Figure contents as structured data
──────────────────────────────
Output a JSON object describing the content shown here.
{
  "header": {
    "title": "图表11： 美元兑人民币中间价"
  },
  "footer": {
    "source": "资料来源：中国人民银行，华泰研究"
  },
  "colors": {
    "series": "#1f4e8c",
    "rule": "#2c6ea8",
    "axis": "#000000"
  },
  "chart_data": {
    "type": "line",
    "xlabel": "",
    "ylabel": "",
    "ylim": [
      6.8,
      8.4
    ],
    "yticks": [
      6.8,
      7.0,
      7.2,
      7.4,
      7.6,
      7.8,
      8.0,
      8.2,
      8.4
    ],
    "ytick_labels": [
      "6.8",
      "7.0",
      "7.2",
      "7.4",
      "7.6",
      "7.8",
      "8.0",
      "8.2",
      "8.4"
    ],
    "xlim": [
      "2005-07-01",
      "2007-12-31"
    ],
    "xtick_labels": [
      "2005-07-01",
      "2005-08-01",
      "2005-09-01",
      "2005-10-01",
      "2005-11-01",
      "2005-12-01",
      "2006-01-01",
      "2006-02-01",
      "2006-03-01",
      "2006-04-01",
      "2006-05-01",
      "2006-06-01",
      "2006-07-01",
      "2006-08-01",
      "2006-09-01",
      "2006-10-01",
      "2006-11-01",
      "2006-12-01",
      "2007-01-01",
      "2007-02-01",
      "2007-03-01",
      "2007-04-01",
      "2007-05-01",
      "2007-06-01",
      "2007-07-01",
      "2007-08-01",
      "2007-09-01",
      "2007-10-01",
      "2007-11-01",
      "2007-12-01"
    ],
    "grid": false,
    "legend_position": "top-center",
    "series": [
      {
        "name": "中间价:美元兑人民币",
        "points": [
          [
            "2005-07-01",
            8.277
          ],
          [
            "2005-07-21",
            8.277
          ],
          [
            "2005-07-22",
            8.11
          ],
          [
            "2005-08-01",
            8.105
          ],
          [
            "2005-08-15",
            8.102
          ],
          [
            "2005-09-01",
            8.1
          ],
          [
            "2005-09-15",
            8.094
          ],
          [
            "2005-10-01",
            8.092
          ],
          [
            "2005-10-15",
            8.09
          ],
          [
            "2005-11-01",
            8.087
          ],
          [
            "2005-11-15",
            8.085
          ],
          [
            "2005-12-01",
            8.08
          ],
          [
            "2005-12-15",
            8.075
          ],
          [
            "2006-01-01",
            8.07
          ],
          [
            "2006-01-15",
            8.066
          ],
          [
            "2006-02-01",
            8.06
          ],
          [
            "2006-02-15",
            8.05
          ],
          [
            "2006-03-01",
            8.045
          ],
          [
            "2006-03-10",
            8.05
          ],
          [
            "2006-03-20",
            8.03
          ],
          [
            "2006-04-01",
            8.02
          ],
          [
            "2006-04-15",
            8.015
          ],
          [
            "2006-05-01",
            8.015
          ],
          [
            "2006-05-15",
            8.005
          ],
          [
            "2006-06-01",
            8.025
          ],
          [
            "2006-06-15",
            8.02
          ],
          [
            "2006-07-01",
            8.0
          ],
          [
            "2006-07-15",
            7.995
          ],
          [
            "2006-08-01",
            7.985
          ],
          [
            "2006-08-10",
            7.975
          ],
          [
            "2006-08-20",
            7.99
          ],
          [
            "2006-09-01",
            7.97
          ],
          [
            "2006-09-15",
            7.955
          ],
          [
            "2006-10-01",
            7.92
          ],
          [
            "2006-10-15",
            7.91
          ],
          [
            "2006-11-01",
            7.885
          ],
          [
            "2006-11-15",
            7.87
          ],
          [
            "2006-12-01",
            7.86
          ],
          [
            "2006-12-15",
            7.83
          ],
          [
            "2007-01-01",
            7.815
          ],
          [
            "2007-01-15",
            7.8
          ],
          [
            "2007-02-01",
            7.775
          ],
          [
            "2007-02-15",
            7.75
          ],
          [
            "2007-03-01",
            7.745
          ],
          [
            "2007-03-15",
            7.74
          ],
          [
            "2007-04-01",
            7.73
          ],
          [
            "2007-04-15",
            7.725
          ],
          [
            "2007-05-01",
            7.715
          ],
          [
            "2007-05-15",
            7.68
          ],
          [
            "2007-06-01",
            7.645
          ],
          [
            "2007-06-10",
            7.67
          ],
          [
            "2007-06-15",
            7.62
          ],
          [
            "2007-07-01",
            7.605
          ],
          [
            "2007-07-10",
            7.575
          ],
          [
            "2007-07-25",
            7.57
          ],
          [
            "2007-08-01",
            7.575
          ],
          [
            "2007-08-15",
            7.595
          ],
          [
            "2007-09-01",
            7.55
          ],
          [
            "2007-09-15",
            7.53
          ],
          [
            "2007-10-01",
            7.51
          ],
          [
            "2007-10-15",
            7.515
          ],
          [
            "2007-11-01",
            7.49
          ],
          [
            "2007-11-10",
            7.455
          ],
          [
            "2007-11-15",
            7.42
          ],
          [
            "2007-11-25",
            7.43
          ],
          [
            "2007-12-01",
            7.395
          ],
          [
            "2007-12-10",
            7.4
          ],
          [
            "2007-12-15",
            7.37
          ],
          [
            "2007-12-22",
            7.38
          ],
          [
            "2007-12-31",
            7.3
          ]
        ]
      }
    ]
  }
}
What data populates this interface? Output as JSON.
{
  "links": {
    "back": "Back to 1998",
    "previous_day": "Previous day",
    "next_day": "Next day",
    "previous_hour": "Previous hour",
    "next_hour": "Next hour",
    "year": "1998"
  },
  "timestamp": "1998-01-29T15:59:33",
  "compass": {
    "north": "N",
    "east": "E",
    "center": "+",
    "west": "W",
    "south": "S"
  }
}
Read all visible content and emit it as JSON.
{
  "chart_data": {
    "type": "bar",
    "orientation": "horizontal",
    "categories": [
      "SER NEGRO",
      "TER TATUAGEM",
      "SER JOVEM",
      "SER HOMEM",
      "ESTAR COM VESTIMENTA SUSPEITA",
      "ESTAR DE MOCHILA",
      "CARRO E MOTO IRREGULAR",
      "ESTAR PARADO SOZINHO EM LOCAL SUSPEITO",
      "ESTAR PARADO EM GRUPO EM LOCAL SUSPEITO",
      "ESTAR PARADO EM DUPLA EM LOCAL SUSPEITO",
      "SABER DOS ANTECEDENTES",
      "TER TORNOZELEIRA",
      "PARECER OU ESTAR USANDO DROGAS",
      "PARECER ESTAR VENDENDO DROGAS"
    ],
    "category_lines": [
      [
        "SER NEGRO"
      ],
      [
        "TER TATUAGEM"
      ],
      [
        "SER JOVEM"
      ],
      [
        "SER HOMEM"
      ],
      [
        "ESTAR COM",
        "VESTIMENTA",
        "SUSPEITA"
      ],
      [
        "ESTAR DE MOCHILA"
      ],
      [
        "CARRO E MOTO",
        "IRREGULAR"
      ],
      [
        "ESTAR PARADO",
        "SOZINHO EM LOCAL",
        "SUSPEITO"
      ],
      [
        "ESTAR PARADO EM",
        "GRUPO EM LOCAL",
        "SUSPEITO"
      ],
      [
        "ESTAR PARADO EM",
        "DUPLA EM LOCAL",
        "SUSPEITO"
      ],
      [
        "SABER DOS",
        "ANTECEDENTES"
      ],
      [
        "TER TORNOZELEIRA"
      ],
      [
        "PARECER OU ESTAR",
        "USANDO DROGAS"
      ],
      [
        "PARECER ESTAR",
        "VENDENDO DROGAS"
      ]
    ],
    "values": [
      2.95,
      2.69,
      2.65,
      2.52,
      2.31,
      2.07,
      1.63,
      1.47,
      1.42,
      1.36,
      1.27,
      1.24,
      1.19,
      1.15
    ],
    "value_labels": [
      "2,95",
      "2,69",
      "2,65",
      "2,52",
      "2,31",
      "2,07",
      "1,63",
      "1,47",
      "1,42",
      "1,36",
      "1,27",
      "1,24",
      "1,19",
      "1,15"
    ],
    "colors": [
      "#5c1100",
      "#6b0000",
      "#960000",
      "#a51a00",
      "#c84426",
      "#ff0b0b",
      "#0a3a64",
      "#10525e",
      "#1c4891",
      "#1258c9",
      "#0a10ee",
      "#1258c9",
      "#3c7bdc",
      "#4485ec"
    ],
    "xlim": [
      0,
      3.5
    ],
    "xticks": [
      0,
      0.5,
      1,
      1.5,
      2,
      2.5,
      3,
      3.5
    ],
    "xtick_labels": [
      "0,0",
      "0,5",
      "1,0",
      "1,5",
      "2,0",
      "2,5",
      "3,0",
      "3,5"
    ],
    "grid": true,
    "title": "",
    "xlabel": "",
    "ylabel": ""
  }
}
──────────────────────────────
**What to do**
From the records above, pull out each line that has "LOCAL".

**Exercise result**
      "ESTAR PARADO SOZINHO EM LOCAL SUSPEITO",
      "ESTAR PARADO EM GRUPO EM LOCAL SUSPEITO",
      "ESTAR PARADO EM DUPLA EM LOCAL SUSPEITO",
        "SOZINHO EM LOCAL",
        "GRUPO EM LOCAL",
        "DUPLA EM LOCAL",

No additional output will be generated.